From: Elijah Newren <newren@gmail.com>

As noted a few commits ago ("diffcore-rename: only compute
dir_rename_count for relevant directories"), when a source file rename
is used as part of directory rename detection, we need to increment
counts for each ancestor directory in dirs_removed with value
RELEVANT_FOR_SELF.  However, a few commits ago ("diffcore-rename: check
if we have enough renames for directories early on"), we may have
downgraded all relevant ancestor directories from RELEVANT_FOR_SELF to
RELEVANT_FOR_ANCESTOR.

For a given file, if no ancestor directory is found in dirs_removed with
a value of RELEVANT_FOR_SELF, then we can downgrade
relevant_source[PATH] from RELEVANT_LOCATION to RELEVANT_NO_MORE.  This
means we can skip detecting a rename for that particular path (and any
other paths in the same directory).

For the testcases mentioned in commit 557ac0350d ("merge-ort: begin
performance work; instrument with trace2_region_* calls", 2020-10-28),
this change improves the performance as follows:

                            Before                  After
    no-renames:        5.680 s ±  0.096 s     5.665 s ±  0.129 s
    mega-renames:     13.812 s ±  0.162 s    11.435 s ±  0.158 s
    just-one-mega:   506.0  ms ±  3.9  ms   494.2  ms ±  6.1  ms

While this improvement looks rather modest for these testcases (because
all the previous optimizations were sufficient to nearly remove all time
spent in rename detection already),  consider this alternative testcase
tweaked from the ones in commit 557ac0350d as follows

    <Same initial setup as commit 557ac0350d, then...>
    $ git switch -c add-empty-file v5.5
    $ >drivers/gpu/drm/i915/new-empty-file
    $ git add drivers/gpu/drm/i915/new-empty-file
    $ git commit -m "new file"
    $ git switch 5.4-rename
    $ git cherry-pick --strategy=ort add-empty-file

For this testcase, we see the following improvement:

                            Before                  After
    pick-empty:        1.936 s ±  0.024 s     688.1 ms ±  4.2 ms

So roughly a factor of 3 speedup.  At $DAYJOB, there was a particular
repository and cherry-pick that inspired this optimization; for that
case I saw a speedup factor of 7 with this optimization.

Signed-off-by: Elijah Newren <newren@gmail.com>
---
 diffcore-rename.c | 51 ++++++++++++++++++++++++++++++++++++++++++++++-
 1 file changed, 50 insertions(+), 1 deletion(-)

(Rows from a layout dataset)
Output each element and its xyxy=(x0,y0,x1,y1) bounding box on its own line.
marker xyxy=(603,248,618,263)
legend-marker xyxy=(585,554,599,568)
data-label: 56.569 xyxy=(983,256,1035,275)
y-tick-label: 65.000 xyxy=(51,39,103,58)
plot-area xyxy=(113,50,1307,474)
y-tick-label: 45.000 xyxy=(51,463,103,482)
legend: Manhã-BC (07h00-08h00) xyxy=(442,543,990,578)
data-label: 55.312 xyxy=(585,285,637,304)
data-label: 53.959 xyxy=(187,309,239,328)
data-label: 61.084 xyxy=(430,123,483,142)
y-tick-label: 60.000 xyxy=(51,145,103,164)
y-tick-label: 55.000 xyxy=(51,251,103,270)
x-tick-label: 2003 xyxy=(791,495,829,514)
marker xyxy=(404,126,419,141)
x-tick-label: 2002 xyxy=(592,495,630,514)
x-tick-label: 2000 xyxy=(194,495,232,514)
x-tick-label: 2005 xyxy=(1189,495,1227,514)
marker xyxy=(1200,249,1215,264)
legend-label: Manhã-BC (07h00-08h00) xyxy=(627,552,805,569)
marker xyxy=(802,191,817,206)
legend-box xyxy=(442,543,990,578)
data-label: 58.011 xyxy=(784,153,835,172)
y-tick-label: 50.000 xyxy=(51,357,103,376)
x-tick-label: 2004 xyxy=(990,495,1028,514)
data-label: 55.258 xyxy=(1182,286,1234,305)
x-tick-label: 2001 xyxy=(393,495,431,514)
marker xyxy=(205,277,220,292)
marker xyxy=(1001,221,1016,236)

## Goal of the exercise:
Can you transcribe the commit message, beginning at the words "From: Elijah Newren" and stopping after "RELEVANT_FOR_ANCESTOR."? Rely only on the commit message for what comes next.

## Worked answer:
From: Elijah Newren <newren@gmail.com>

As noted a few commits ago ("diffcore-rename: only compute
dir_rename_count for relevant directories"), when a source file rename
is used as part of directory rename detection, we need to increment
counts for each ancestor directory in dirs_removed with value
RELEVANT_FOR_SELF.  However, a few commits ago ("diffcore-rename: check
if we have enough renames for directories early on"), we may have
downgraded all relevant ancestor directories from RELEVANT_FOR_SELF to
RELEVANT_FOR_ANCESTOR.